***** Excerpted text

United States District Court, Eastern District of New York
Jul 2, 2021
13-mc-736 (DLI) (E.D.N.Y. Jul. 2, 2021)

Opinion

13-mc-736 (DLI)

07-02-2021

JOHN MOSQUERA, pro se, Petitioner, v. UNITED STATES OF AMERICA, Respondent.


SUMMARY ORDER

DORA L. IRIZARRY, UNITED STATES DISTRICT JUDGE

John Mosquera (“Petitioner”), proceeding pro se, brings this action seeking to expunge his record of a criminal arrest. For the reasons set forth below, Petitioner's motion is denied.

In reviewing the instant motion, the Court is mindful that, “[a] document filed pro se is to be liberally construed and a pro se complaint, however inartfully pleaded, must be held to less stringent standards than formal pleadings drafted by lawyers.” Erickson v. Pardus, 551 U.S. 89, 94 (2007). Accordingly, the Court interprets the motion “to raise the strongest arguments that [it] suggest[s].” Triestman v. Fed. Bureau of Prisons, 470 F.3d 471, 474 (2d Cir. 2006).

I. Factual Background

On April 10, 2012, a complaint was filed against Petitioner, on allegations that he had made a materially false statement in violation of 18 U.S.C. § 1001(a)(2). See, Compl., United States v. Mosquera, No. 12-mj-361 (“Criminal Complaint”), Dkt. Entry No. 1. at 1. The Criminal Complaint was supported by an affidavit alleging that Petitioner was stopped by Drug Enforcement Administration (“DEA”) agents while attempting to board a plane at John. F. Kennedy International Airport. Id. at 2. After stopping Petitioner, the DEA agents asked him if he was carrying any large sums of money, which he denied; however, when the DEA agents searched his backpack, they found a sum of money totaling approximately $180, 000.00, wrapped in a clear plastic bag and bundled together by rubber bands. Id. at 2-3. When questioned by DEA agents, Petitioner indicated that approximately $30, 000.00 was in the bag, but he later changed his response and stated that the money totaled about $100, 000.00. Id. at 3.

On June 1, 2012, the government dismissed the § 1001(a)(2) claim, and no further criminal action was taken against Petitioner. See, Order Granting Motion to Dismiss Compl., Dkt. Entry No. 15 at 1. However, on June 22, 2012, the government filed a civil forfeiture action against the seized U.S. currency found in Petitioner's possession. See, Compl., United States v. $179, 620.00, No. 12-cv-3133 (“Forfeiture Complaint”), Dkt. Entry No. 1. The Forfeiture Complaint asserted that the funds were forfeitable because they were used or intended to be used to facilitate a violation of the Controlled Substances Act based on numerous surrounding circumstances pointing to Petitioner's involvement in narcotics operations. Id. at 2-8. For instance, the Forfeiture Complaint alleged that: (i) Petitioner made false statements to the DEA agents regarding the amount of money in his possession, his travel plans, his occupation, the purpose for his trip, and his business associates' contact information; (ii) the vast majority of the cash carried by Petitioner consisted of twenty dollar bills, characteristic of narcotics trafficking; and (iii) Petitioner boarded a plane from New York to Burbank, which is a “source city” for narcotics. Id. at 3-7. In addition, on March 4, 2012, a canine alerted the agents to the presence of narcotics on the cash. Id. at 6.

**********

§ Task 1: Can you condense the paragraph of the summary order that begins "On June 1, 2012, the government dismissed" into a brief bulleted list that keeps its main facts?
The listing is unrelated to the summary order.

***** The records

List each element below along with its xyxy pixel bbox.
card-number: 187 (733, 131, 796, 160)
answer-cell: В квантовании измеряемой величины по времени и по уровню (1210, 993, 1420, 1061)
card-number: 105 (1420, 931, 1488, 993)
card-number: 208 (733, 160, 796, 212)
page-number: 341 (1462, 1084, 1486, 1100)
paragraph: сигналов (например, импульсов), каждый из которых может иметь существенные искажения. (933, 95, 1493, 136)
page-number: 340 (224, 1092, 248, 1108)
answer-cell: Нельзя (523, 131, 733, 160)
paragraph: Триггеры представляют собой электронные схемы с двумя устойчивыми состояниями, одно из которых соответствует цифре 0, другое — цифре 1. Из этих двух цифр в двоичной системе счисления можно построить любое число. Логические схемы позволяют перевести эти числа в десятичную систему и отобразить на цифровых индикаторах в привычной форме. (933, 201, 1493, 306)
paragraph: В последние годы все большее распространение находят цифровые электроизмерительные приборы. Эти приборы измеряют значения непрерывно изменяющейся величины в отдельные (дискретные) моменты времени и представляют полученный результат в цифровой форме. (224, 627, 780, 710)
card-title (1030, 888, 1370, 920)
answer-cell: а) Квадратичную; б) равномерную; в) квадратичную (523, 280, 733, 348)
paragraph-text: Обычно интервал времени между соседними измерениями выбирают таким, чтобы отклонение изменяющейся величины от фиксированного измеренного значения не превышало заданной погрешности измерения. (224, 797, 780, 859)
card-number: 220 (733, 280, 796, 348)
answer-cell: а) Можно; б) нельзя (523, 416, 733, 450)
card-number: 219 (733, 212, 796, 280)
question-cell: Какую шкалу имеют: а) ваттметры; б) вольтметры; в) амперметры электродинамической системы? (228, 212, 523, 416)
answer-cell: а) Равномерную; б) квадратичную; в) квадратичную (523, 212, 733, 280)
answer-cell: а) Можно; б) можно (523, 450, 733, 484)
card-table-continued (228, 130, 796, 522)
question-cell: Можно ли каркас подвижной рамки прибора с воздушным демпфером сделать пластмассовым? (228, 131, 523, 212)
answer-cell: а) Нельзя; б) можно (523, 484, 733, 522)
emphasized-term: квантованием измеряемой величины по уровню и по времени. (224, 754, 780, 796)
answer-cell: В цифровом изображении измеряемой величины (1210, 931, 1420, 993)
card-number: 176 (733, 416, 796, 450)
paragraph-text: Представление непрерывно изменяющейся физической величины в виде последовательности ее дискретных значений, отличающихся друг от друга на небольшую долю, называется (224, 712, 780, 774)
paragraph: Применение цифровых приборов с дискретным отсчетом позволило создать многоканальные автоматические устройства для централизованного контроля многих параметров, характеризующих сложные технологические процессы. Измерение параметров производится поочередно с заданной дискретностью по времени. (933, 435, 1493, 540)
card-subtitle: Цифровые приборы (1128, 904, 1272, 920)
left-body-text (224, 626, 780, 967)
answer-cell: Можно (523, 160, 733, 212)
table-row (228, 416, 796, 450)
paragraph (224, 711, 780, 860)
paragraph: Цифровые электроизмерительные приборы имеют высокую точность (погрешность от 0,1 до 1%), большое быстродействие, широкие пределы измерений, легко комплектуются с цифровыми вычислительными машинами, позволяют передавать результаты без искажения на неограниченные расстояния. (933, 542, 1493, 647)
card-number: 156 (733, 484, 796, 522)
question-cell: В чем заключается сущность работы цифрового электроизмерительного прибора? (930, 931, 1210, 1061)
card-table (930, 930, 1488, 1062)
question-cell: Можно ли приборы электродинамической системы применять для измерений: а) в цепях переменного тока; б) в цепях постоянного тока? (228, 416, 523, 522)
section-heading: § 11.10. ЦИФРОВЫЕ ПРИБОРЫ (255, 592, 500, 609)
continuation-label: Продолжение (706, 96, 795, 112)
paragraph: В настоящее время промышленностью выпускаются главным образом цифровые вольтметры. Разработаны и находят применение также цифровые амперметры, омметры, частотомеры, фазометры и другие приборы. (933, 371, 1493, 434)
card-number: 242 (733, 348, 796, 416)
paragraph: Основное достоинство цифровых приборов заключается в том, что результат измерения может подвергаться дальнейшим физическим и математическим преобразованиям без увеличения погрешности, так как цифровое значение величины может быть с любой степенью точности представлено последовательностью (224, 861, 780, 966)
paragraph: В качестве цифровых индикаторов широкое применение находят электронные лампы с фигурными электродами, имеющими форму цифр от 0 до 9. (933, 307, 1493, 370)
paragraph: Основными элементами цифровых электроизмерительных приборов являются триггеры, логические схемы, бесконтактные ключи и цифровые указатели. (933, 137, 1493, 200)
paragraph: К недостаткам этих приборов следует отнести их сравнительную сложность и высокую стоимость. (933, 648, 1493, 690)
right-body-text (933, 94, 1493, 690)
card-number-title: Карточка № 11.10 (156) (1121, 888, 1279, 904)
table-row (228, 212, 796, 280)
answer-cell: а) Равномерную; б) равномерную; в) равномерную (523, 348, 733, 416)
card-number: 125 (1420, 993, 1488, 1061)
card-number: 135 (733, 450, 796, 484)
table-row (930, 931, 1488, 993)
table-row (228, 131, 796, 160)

**********

§ Task 2: Could you format part of the listing as a Markdown table with the columns Row and Line? Begin at the first line of the listing and stop after the line that contains "answer-cell: а) Квадратичную;".

§ Complete output 1:
- June 1, 2012: the government dismissed the § 1001(a)(2) claim, and no further criminal action was taken against Petitioner.
- June 22, 2012: the government filed a civil forfeiture action against the seized U.S. currency.
- The Forfeiture Complaint asserted that the funds were used or intended to be used to facilitate a violation of the Controlled Substances Act. It cited circumstances pointing to Petitioner's involvement in narcotics operations:
  - He made false statements to DEA agents about the amount of money, his travel plans, his occupation, the purpose of his trip, and his business associates' contact information.
  - Most of the cash was in twenty-dollar bills, which is characteristic of narcotics trafficking.
  - He boarded a plane from New York to Burbank, a "source city" for narcotics.
  - On March 4, 2012, a canine alerted agents to the presence of narcotics on the cash.

§ Complete output 2:
| Row | Line |
|---|---|
| 1 | List each element below along with its xyxy pixel bbox. |
| 2 | card-number: 187 (733, 131, 796, 160) |
| 3 | answer-cell: В квантовании измеряемой величины по времени и по уровню (1210, 993, 1420, 1061) |
| 4 | card-number: 105 (1420, 931, 1488, 993) |
| 5 | card-number: 208 (733, 160, 796, 212) |
| 6 | page-number: 341 (1462, 1084, 1486, 1100) |
| 7 | paragraph: сигналов (например, импульсов), каждый из которых может иметь существенные искажения. (933, 95, 1493, 136) |
| 8 | page-number: 340 (224, 1092, 248, 1108) |
| 9 | answer-cell: Нельзя (523, 131, 733, 160) |
| 10 | paragraph: Триггеры представляют собой электронные схемы с двумя устойчивыми состояниями, одно из которых соответствует цифре 0, другое — цифре 1. Из этих двух цифр в двоичной системе счисления можно построить любое число. Логические схемы позволяют перевести эти числа в десятичную систему и отобразить на цифровых индикаторах в привычной форме. (933, 201, 1493, 306) |
| 11 | paragraph: В последние годы все большее распространение находят цифровые электроизмерительные приборы. Эти приборы измеряют значения непрерывно изменяющейся величины в отдельные (дискретные) моменты времени и представляют полученный результат в цифровой форме. (224, 627, 780, 710) |
| 12 | card-title (1030, 888, 1370, 920) |
| 13 | answer-cell: а) Квадратичную; б) равномерную; в) квадратичную (523, 280, 733, 348) |